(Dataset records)

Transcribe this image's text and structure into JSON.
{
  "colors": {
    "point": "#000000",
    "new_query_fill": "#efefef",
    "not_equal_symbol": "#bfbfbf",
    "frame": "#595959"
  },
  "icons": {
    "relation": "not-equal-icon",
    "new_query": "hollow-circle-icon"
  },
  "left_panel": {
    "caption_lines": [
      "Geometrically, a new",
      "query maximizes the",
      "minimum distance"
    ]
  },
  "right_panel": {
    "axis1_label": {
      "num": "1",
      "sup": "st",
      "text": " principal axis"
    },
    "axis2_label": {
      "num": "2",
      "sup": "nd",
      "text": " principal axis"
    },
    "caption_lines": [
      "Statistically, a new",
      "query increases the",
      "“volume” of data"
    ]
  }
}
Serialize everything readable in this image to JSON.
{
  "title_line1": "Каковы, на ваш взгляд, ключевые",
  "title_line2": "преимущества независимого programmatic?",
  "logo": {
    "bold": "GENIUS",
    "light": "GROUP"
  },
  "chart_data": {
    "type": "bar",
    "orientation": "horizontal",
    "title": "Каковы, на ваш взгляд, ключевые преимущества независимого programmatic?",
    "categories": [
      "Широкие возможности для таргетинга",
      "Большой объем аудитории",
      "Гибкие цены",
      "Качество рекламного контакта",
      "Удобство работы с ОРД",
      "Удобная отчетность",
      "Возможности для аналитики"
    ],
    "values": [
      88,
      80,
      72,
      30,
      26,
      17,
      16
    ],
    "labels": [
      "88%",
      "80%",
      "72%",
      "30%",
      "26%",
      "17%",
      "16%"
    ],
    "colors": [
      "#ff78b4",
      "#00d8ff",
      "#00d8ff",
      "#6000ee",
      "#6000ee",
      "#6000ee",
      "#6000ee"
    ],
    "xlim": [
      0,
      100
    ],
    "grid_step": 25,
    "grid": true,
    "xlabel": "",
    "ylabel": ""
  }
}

### [What is being asked]
Reproduce every line of the material above exactly.

### [Task result]
Transcribe this image's text and structure into JSON.
{
  "colors": {
    "point": "#000000",
    "new_query_fill": "#efefef",
    "not_equal_symbol": "#bfbfbf",
    "frame": "#595959"
  },
  "icons": {
    "relation": "not-equal-icon",
    "new_query": "hollow-circle-icon"
  },
  "left_panel": {
    "caption_lines": [
      "Geometrically, a new",
      "query maximizes the",
      "minimum distance"
    ]
  },
  "right_panel": {
    "axis1_label": {
      "num": "1",
      "sup": "st",
      "text": " principal axis"
    },
    "axis2_label": {
      "num": "2",
      "sup": "nd",
      "text": " principal axis"
    },
    "caption_lines": [
      "Statistically, a new",
      "query increases the",
      "“volume” of data"
    ]
  }
}
Serialize everything readable in this image to JSON.
{
  "title_line1": "Каковы, на ваш взгляд, ключевые",
  "title_line2": "преимущества независимого programmatic?",
  "logo": {
    "bold": "GENIUS",
    "light": "GROUP"
  },
  "chart_data": {
    "type": "bar",
    "orientation": "horizontal",
    "title": "Каковы, на ваш взгляд, ключевые преимущества независимого programmatic?",
    "categories": [
      "Широкие возможности для таргетинга",
      "Большой объем аудитории",
      "Гибкие цены",
      "Качество рекламного контакта",
      "Удобство работы с ОРД",
      "Удобная отчетность",
      "Возможности для аналитики"
    ],
    "values": [
      88,
      80,
      72,
      30,
      26,
      17,
      16
    ],
    "labels": [
      "88%",
      "80%",
      "72%",
      "30%",
      "26%",
      "17%",
      "16%"
    ],
    "colors": [
      "#ff78b4",
      "#00d8ff",
      "#00d8ff",
      "#6000ee",
      "#6000ee",
      "#6000ee",
      "#6000ee"
    ],
    "xlim": [
      0,
      100
    ],
    "grid_step": 25,
    "grid": true,
    "xlabel": "",
    "ylabel": ""
  }
}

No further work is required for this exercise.